Exercise requirements:
Look for the string "недобросовестным" and copy every line that has it.

Source material:
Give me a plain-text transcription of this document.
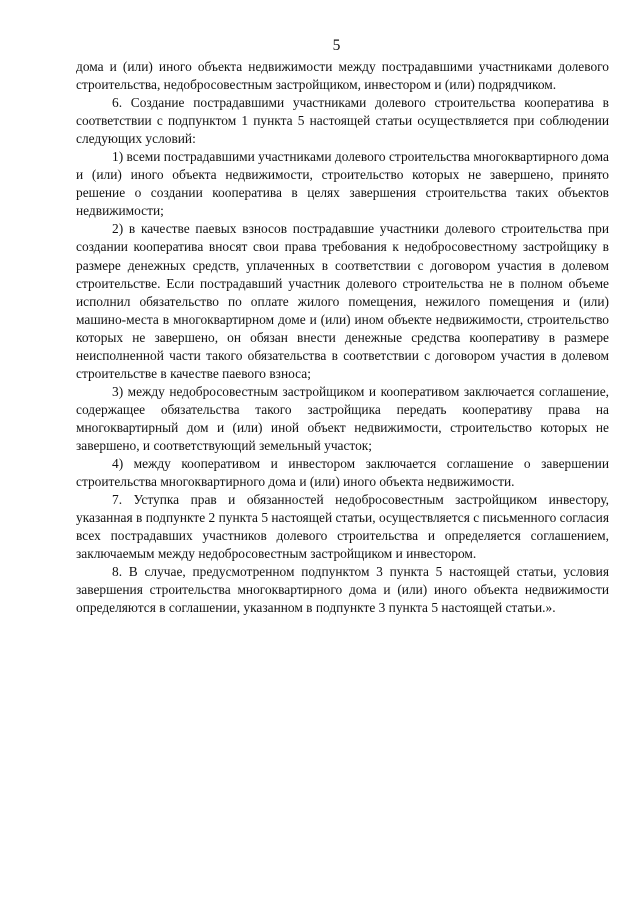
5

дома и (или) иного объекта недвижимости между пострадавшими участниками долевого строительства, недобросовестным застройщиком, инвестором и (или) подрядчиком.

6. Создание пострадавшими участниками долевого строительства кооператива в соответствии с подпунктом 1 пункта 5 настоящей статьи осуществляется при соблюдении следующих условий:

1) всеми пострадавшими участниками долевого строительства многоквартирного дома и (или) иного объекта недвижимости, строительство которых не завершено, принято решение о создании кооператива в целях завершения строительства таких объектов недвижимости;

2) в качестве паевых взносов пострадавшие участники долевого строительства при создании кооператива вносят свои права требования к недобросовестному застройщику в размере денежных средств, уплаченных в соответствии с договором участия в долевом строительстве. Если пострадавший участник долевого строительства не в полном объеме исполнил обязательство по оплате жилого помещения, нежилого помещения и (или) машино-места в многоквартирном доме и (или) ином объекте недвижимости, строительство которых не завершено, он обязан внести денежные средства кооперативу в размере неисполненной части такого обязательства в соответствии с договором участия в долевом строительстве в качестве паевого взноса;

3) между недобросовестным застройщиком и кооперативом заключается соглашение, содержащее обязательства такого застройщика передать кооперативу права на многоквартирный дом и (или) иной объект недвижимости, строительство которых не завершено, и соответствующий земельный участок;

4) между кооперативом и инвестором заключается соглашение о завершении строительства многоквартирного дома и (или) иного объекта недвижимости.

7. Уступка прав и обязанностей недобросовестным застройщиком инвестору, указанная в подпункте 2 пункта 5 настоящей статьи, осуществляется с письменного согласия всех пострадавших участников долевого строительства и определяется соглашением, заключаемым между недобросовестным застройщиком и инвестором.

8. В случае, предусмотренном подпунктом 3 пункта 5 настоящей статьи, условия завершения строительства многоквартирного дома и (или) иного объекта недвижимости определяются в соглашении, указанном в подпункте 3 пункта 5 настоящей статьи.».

Answer to this task:
дома и (или) иного объекта недвижимости между пострадавшими участниками долевого строительства, недобросовестным застройщиком, инвестором и (или) подрядчиком.
3) между недобросовестным застройщиком и кооперативом заключается соглашение, содержащее обязательства такого застройщика передать кооперативу права на многоквартирный дом и (или) иной объект недвижимости, строительство которых не завершено, и соответствующий земельный участок;
7. Уступка прав и обязанностей недобросовестным застройщиком инвестору, указанная в подпункте 2 пункта 5 настоящей статьи, осуществляется с письменного согласия всех пострадавших участников долевого строительства и определяется соглашением, заключаемым между недобросовестным застройщиком и инвестором.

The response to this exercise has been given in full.